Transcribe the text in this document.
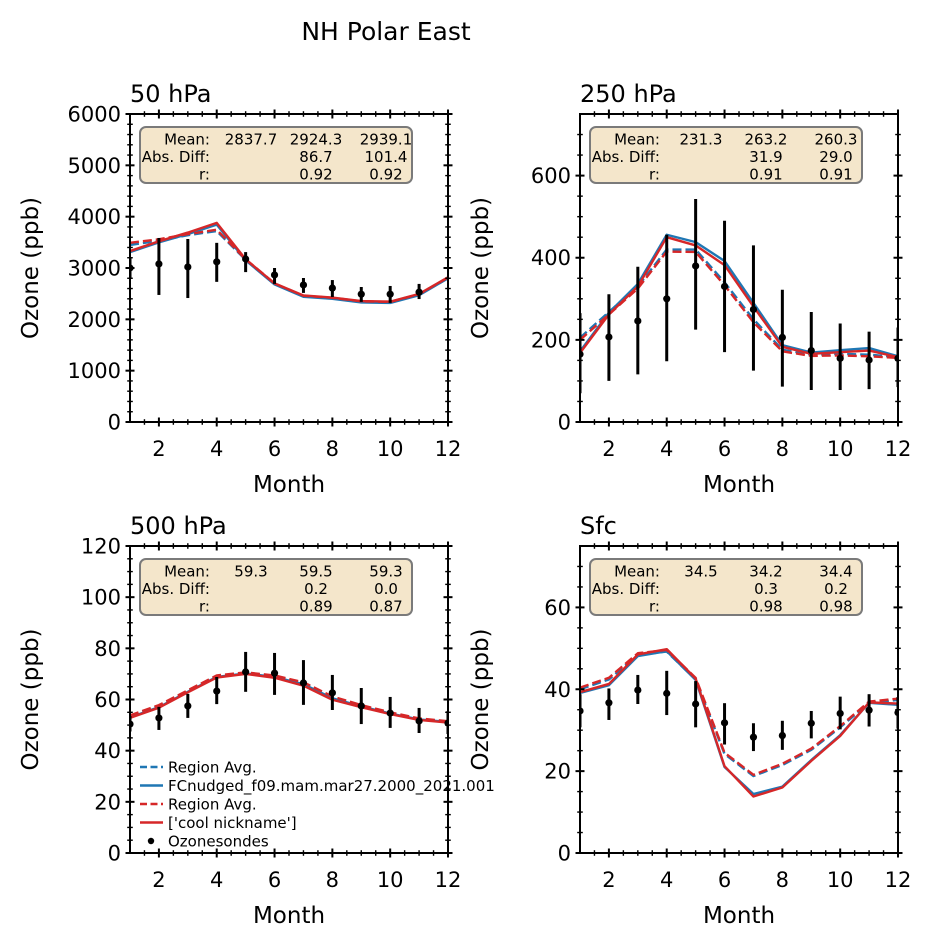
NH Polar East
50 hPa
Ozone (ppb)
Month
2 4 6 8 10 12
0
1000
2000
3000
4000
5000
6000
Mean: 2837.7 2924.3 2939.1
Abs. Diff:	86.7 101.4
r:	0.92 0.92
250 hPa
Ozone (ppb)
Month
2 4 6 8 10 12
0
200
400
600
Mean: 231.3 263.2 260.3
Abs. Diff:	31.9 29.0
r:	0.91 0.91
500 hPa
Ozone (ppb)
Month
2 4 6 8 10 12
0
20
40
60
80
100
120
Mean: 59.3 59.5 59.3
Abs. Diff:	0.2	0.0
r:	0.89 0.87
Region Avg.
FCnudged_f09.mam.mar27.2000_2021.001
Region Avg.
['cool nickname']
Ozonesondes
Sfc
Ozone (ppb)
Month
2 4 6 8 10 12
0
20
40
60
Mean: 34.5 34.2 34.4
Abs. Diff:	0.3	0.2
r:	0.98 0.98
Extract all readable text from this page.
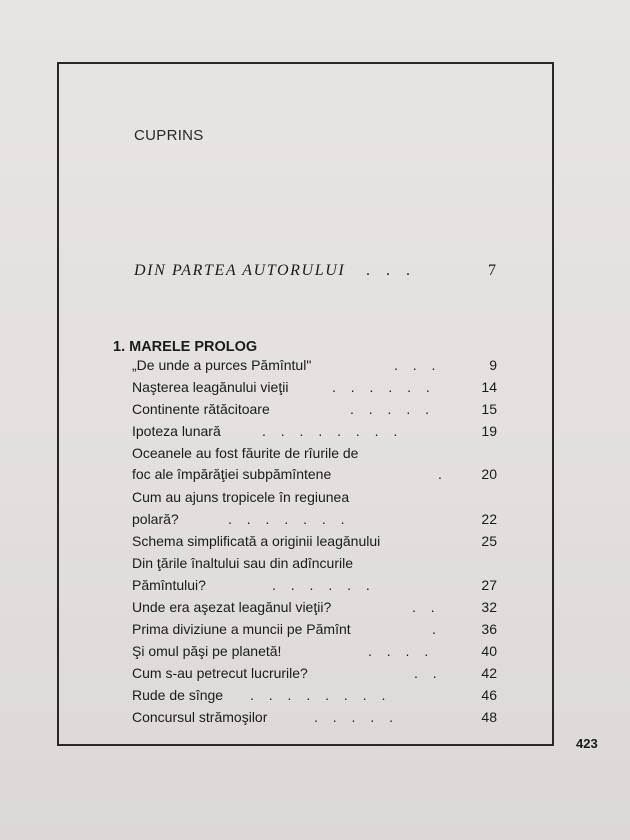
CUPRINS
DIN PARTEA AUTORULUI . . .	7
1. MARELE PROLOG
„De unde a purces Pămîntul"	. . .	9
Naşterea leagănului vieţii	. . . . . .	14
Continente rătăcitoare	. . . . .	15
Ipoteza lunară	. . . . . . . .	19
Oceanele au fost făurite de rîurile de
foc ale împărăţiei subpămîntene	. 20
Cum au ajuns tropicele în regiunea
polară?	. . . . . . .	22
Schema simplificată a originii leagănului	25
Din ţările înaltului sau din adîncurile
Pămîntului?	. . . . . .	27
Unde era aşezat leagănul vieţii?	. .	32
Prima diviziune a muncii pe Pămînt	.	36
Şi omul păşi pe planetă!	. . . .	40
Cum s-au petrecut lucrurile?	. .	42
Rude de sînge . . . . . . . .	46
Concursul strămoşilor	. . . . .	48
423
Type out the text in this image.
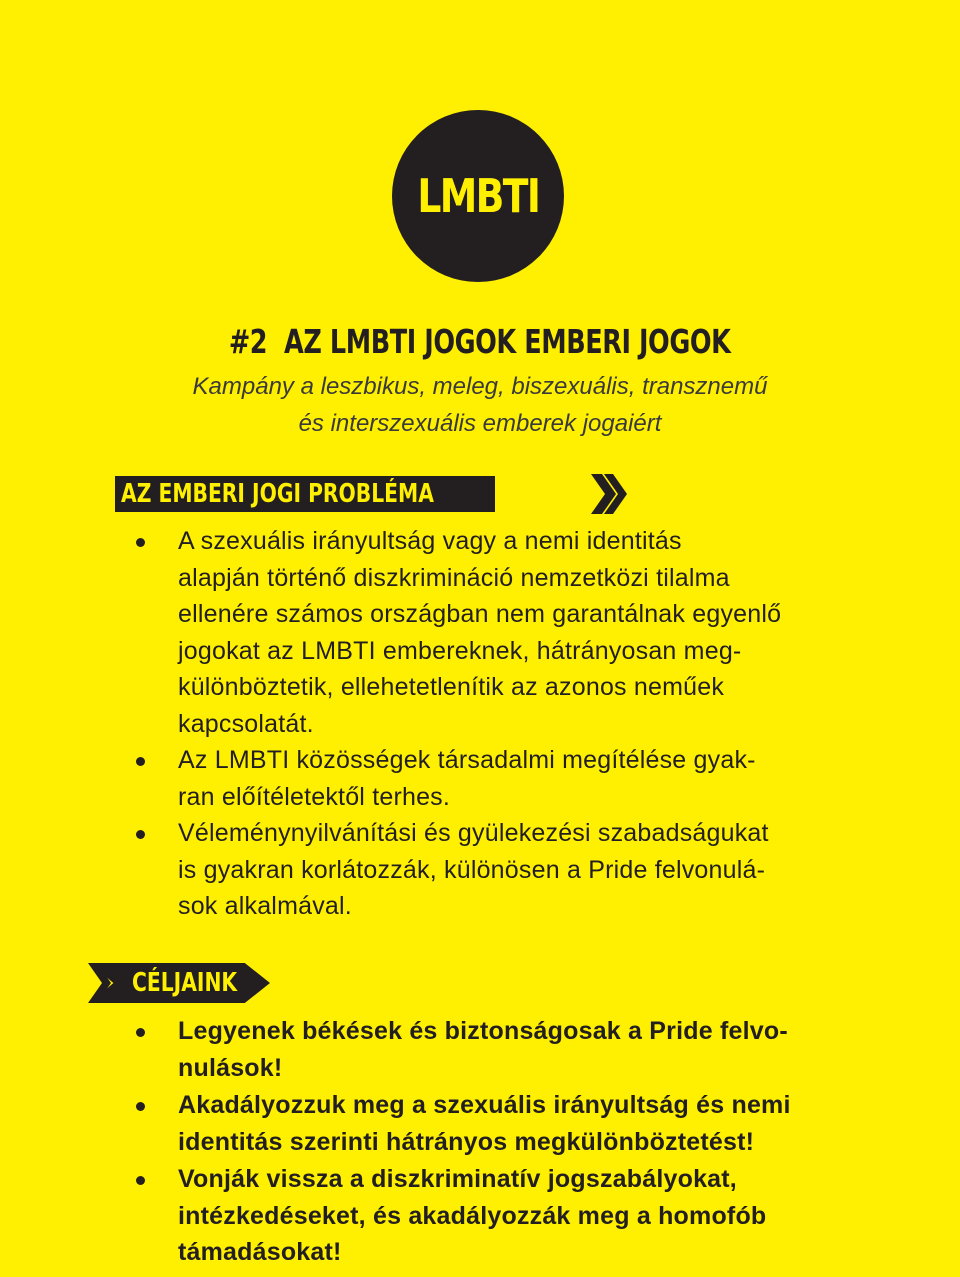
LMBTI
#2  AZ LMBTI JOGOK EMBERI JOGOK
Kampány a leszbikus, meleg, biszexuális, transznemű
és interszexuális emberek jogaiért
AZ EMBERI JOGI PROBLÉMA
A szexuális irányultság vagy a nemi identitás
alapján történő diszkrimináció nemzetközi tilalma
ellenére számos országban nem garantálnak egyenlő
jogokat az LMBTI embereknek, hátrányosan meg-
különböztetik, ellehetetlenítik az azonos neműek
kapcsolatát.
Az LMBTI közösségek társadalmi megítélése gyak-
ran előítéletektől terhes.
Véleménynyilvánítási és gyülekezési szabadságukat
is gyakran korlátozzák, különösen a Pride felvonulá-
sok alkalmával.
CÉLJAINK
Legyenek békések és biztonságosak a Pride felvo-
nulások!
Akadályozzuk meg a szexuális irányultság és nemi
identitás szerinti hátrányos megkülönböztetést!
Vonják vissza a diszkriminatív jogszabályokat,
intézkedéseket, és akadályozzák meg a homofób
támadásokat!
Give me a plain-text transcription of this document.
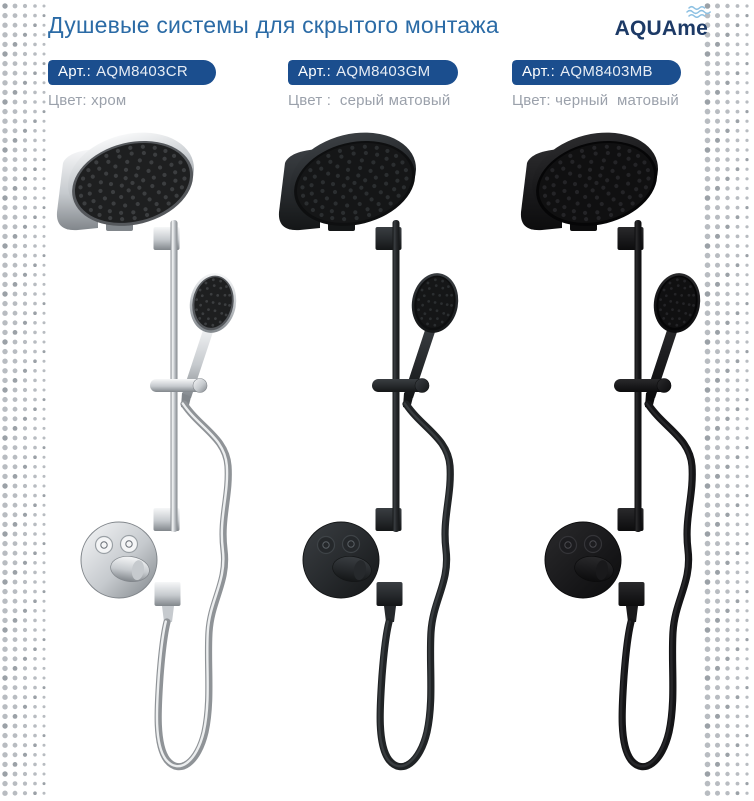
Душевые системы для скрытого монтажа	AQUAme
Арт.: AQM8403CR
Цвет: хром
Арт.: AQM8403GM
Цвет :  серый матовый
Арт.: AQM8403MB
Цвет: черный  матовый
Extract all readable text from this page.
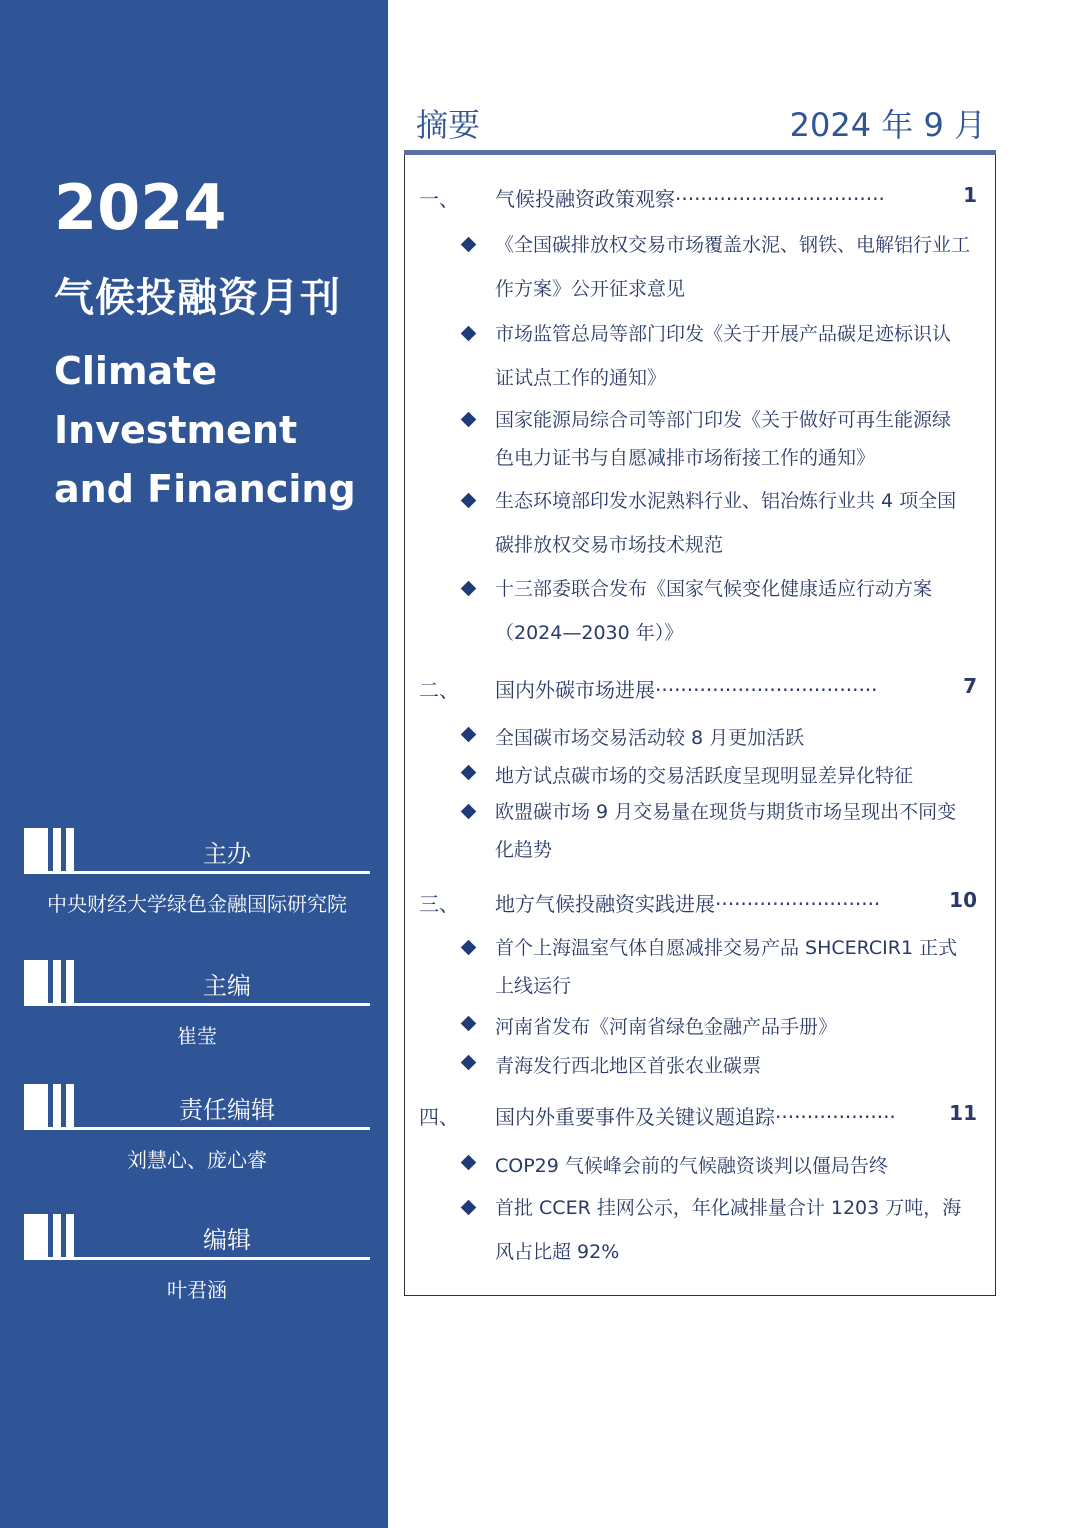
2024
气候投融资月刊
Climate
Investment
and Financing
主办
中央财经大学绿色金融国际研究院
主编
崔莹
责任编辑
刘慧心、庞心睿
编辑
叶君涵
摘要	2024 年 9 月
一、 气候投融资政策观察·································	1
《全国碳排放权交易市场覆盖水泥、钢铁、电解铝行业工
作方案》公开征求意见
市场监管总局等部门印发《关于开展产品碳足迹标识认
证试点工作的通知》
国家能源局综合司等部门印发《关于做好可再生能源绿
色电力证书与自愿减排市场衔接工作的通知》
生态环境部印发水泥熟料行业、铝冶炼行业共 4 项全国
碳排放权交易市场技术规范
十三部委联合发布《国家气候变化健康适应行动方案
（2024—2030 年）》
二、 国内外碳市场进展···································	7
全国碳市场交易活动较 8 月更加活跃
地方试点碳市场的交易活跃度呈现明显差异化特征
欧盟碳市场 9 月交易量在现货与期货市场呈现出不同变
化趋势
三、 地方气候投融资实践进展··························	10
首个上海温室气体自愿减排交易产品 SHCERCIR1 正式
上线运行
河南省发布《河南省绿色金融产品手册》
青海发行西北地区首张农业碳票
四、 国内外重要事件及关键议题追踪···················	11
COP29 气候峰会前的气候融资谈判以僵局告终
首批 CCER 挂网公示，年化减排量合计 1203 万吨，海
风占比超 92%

■ Given request ■
Look through the data and gather every line with the string "document" in it.

■ Written solution ■
Transcribe the text in this document.
Give me a plain-text transcription of this document.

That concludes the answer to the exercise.